GIVEN PROBLEM
Locate the line containing "Type out the text in this image." in the entries below, then retype it and every later line exactly, leaving out pictures.

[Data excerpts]

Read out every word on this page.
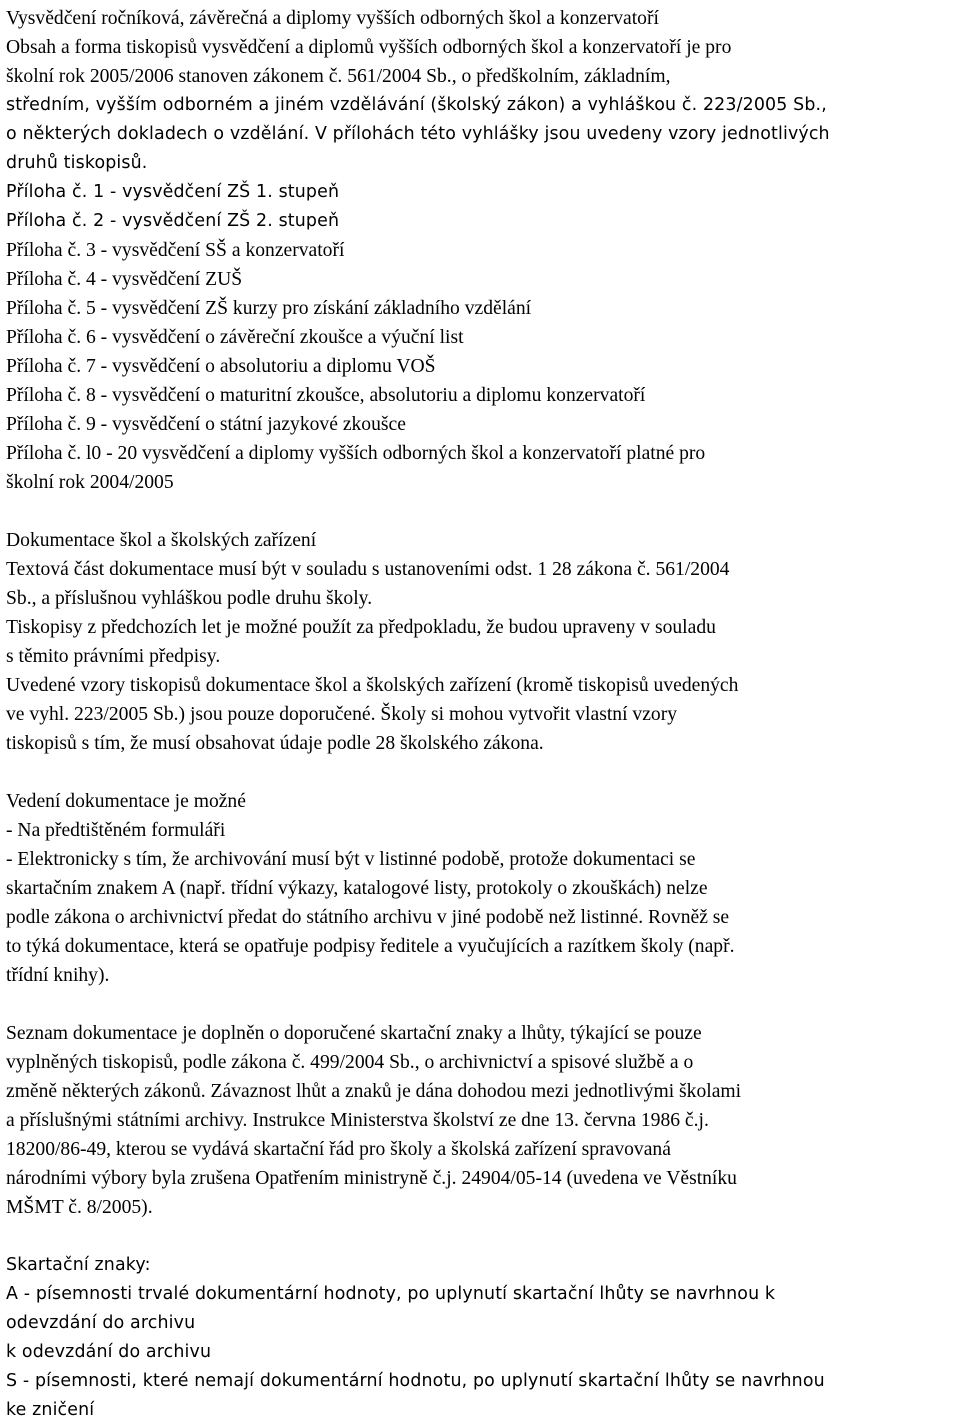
Vysvědčení ročníková, závěrečná a diplomy vyšších odborných škol a konzervatoří
Obsah a forma tiskopisů vysvědčení a diplomů vyšších odborných škol a konzervatoří je pro
školní rok 2005/2006 stanoven zákonem č. 561/2004 Sb., o předškolním, základním,
středním, vyšším odborném a jiném vzdělávání (školský zákon) a vyhláškou č. 223/2005 Sb.,
o některých dokladech o vzdělání. V přílohách této vyhlášky jsou uvedeny vzory jednotlivých
druhů tiskopisů.
Příloha č. 1 - vysvědčení ZŠ 1. stupeň
Příloha č. 2 - vysvědčení ZŠ 2. stupeň
Příloha č. 3 - vysvědčení SŠ a konzervatoří
Příloha č. 4 - vysvědčení ZUŠ
Příloha č. 5 - vysvědčení ZŠ kurzy pro získání základního vzdělání
Příloha č. 6 - vysvědčení o závěreční zkoušce a výuční list
Příloha č. 7 - vysvědčení o absolutoriu a diplomu VOŠ
Příloha č. 8 - vysvědčení o maturitní zkoušce, absolutoriu a diplomu konzervatoří
Příloha č. 9 - vysvědčení o státní jazykové zkoušce
Příloha č. l0 - 20 vysvědčení a diplomy vyšších odborných škol a konzervatoří platné pro
školní rok 2004/2005
Dokumentace škol a školských zařízení
Textová část dokumentace musí být v souladu s ustanoveními odst. 1 28 zákona č. 561/2004
Sb., a příslušnou vyhláškou podle druhu školy.
Tiskopisy z předchozích let je možné použít za předpokladu, že budou upraveny v souladu
s těmito právními předpisy.
Uvedené vzory tiskopisů dokumentace škol a školských zařízení (kromě tiskopisů uvedených
ve vyhl. 223/2005 Sb.) jsou pouze doporučené. Školy si mohou vytvořit vlastní vzory
tiskopisů s tím, že musí obsahovat údaje podle 28 školského zákona.
Vedení dokumentace je možné
- Na předtištěném formuláři
- Elektronicky s tím, že archivování musí být v listinné podobě, protože dokumentaci se
skartačním znakem A (např. třídní výkazy, katalogové listy, protokoly o zkouškách) nelze
podle zákona o archivnictví předat do státního archivu v jiné podobě než listinné. Rovněž se
to týká dokumentace, která se opatřuje podpisy ředitele a vyučujících a razítkem školy (např.
třídní knihy).
Seznam dokumentace je doplněn o doporučené skartační znaky a lhůty, týkající se pouze
vyplněných tiskopisů, podle zákona č. 499/2004 Sb., o archivnictví a spisové službě a o
změně některých zákonů. Závaznost lhůt a znaků je dána dohodou mezi jednotlivými školami
a příslušnými státními archivy. Instrukce Ministerstva školství ze dne 13. června 1986 č.j.
18200/86-49, kterou se vydává skartační řád pro školy a školská zařízení spravovaná
národními výbory byla zrušena Opatřením ministryně č.j. 24904/05-14 (uvedena ve Věstníku
MŠMT č. 8/2005).
Skartační znaky:
A - písemnosti trvalé dokumentární hodnoty, po uplynutí skartační lhůty se navrhnou k
odevzdání do archivu
k odevzdání do archivu
S - písemnosti, které nemají dokumentární hodnotu, po uplynutí skartační lhůty se navrhnou
ke zničení
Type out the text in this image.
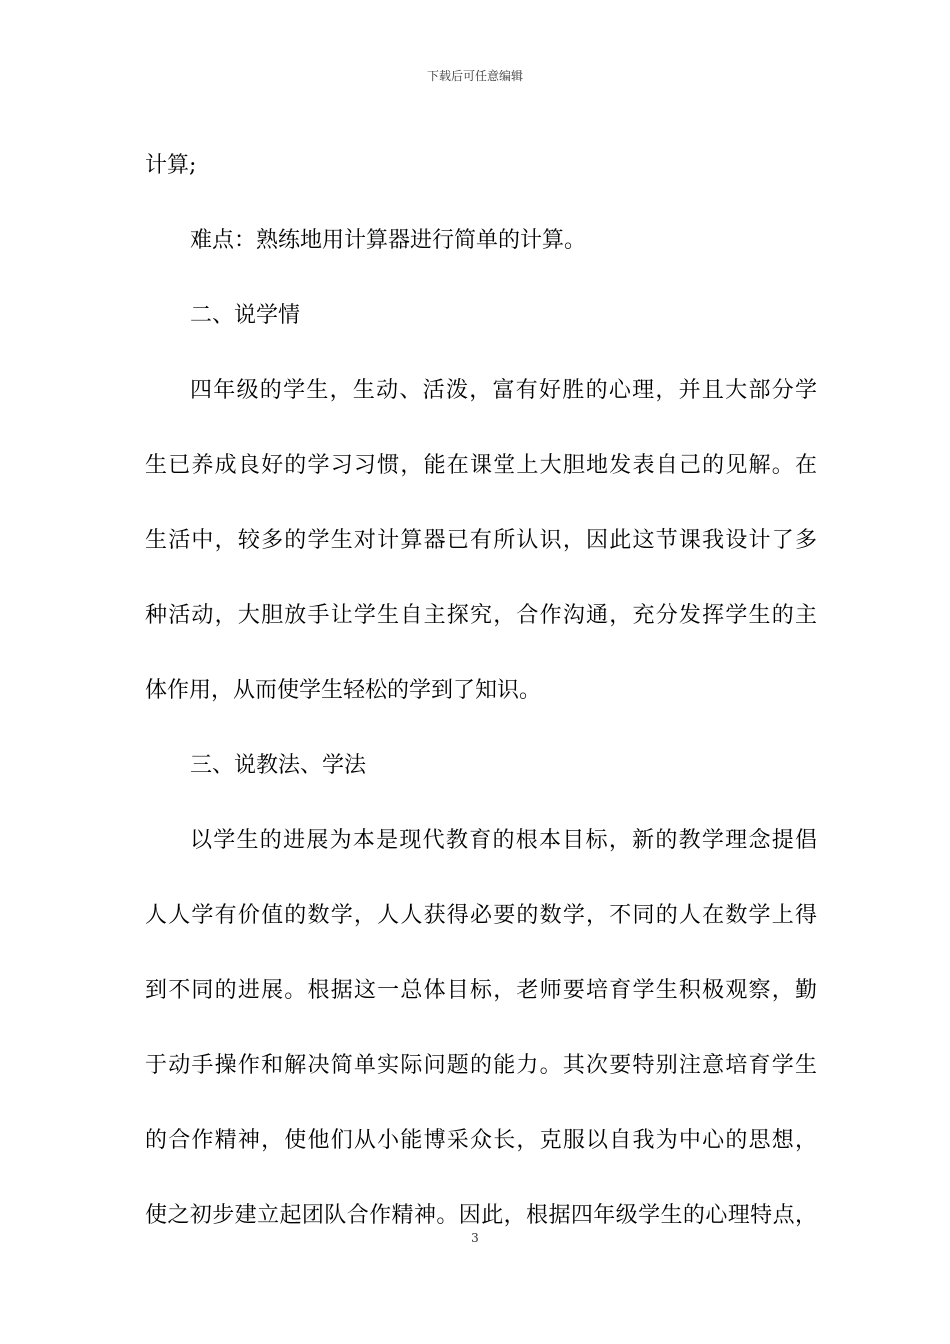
下载后可任意编辑
计算;
难点：熟练地用计算器进行简单的计算。
二、说学情
四年级的学生，生动、活泼，富有好胜的心理，并且大部分学
生已养成良好的学习习惯，能在课堂上大胆地发表自己的见解。在
生活中，较多的学生对计算器已有所认识，因此这节课我设计了多
种活动，大胆放手让学生自主探究，合作沟通，充分发挥学生的主
体作用，从而使学生轻松的学到了知识。
三、说教法、学法
以学生的进展为本是现代教育的根本目标，新的教学理念提倡
人人学有价值的数学，人人获得必要的数学，不同的人在数学上得
到不同的进展。根据这一总体目标，老师要培育学生积极观察，勤
于动手操作和解决简单实际问题的能力。其次要特别注意培育学生
的合作精神，使他们从小能博采众长，克服以自我为中心的思想，
使之初步建立起团队合作精神。因此，根据四年级学生的心理特点，
3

WRITTEN REPLY
Type out the text in this image.
下载后可任意编辑
计算;
难点：熟练地用计算器进行简单的计算。
二、说学情
四年级的学生，生动、活泼，富有好胜的心理，并且大部分学
生已养成良好的学习习惯，能在课堂上大胆地发表自己的见解。在
生活中，较多的学生对计算器已有所认识，因此这节课我设计了多
种活动，大胆放手让学生自主探究，合作沟通，充分发挥学生的主
体作用，从而使学生轻松的学到了知识。
三、说教法、学法
以学生的进展为本是现代教育的根本目标，新的教学理念提倡
人人学有价值的数学，人人获得必要的数学，不同的人在数学上得
到不同的进展。根据这一总体目标，老师要培育学生积极观察，勤
于动手操作和解决简单实际问题的能力。其次要特别注意培育学生
的合作精神，使他们从小能博采众长，克服以自我为中心的思想，
使之初步建立起团队合作精神。因此，根据四年级学生的心理特点，
3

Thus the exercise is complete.